**What is required**: Copy out the listing exactly.

**Input**:

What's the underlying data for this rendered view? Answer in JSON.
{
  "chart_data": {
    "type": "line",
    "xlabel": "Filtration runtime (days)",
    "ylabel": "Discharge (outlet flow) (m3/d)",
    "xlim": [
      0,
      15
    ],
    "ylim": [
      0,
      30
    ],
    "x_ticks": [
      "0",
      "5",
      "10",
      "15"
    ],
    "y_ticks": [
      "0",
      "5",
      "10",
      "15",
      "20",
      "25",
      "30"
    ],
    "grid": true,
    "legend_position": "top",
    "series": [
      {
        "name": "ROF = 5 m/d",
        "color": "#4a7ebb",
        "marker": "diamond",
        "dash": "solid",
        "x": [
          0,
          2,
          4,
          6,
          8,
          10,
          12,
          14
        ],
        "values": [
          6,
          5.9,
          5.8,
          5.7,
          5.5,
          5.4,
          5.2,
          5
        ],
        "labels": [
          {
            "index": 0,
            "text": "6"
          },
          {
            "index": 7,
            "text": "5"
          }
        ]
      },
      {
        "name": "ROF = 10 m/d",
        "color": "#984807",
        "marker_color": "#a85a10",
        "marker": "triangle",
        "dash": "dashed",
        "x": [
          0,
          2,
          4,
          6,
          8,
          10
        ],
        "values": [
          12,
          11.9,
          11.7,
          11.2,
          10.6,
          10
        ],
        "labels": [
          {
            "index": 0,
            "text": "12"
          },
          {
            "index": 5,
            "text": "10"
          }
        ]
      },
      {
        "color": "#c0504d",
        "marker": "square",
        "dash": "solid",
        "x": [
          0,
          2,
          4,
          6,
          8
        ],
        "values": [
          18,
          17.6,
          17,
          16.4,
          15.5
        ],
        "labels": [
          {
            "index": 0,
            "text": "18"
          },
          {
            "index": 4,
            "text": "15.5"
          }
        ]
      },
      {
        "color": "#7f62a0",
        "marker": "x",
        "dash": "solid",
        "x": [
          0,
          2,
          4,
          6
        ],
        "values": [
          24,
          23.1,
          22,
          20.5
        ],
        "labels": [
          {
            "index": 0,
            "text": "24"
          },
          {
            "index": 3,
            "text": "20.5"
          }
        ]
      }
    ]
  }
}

**Result of this exercise**:
What's the underlying data for this rendered view? Answer in JSON.
{
  "chart_data": {
    "type": "line",
    "xlabel": "Filtration runtime (days)",
    "ylabel": "Discharge (outlet flow) (m3/d)",
    "xlim": [
      0,
      15
    ],
    "ylim": [
      0,
      30
    ],
    "x_ticks": [
      "0",
      "5",
      "10",
      "15"
    ],
    "y_ticks": [
      "0",
      "5",
      "10",
      "15",
      "20",
      "25",
      "30"
    ],
    "grid": true,
    "legend_position": "top",
    "series": [
      {
        "name": "ROF = 5 m/d",
        "color": "#4a7ebb",
        "marker": "diamond",
        "dash": "solid",
        "x": [
          0,
          2,
          4,
          6,
          8,
          10,
          12,
          14
        ],
        "values": [
          6,
          5.9,
          5.8,
          5.7,
          5.5,
          5.4,
          5.2,
          5
        ],
        "labels": [
          {
            "index": 0,
            "text": "6"
          },
          {
            "index": 7,
            "text": "5"
          }
        ]
      },
      {
        "name": "ROF = 10 m/d",
        "color": "#984807",
        "marker_color": "#a85a10",
        "marker": "triangle",
        "dash": "dashed",
        "x": [
          0,
          2,
          4,
          6,
          8,
          10
        ],
        "values": [
          12,
          11.9,
          11.7,
          11.2,
          10.6,
          10
        ],
        "labels": [
          {
            "index": 0,
            "text": "12"
          },
          {
            "index": 5,
            "text": "10"
          }
        ]
      },
      {
        "color": "#c0504d",
        "marker": "square",
        "dash": "solid",
        "x": [
          0,
          2,
          4,
          6,
          8
        ],
        "values": [
          18,
          17.6,
          17,
          16.4,
          15.5
        ],
        "labels": [
          {
            "index": 0,
            "text": "18"
          },
          {
            "index": 4,
            "text": "15.5"
          }
        ]
      },
      {
        "color": "#7f62a0",
        "marker": "x",
        "dash": "solid",
        "x": [
          0,
          2,
          4,
          6
        ],
        "values": [
          24,
          23.1,
          22,
          20.5
        ],
        "labels": [
          {
            "index": 0,
            "text": "24"
          },
          {
            "index": 3,
            "text": "20.5"
          }
        ]
      }
    ]
  }
}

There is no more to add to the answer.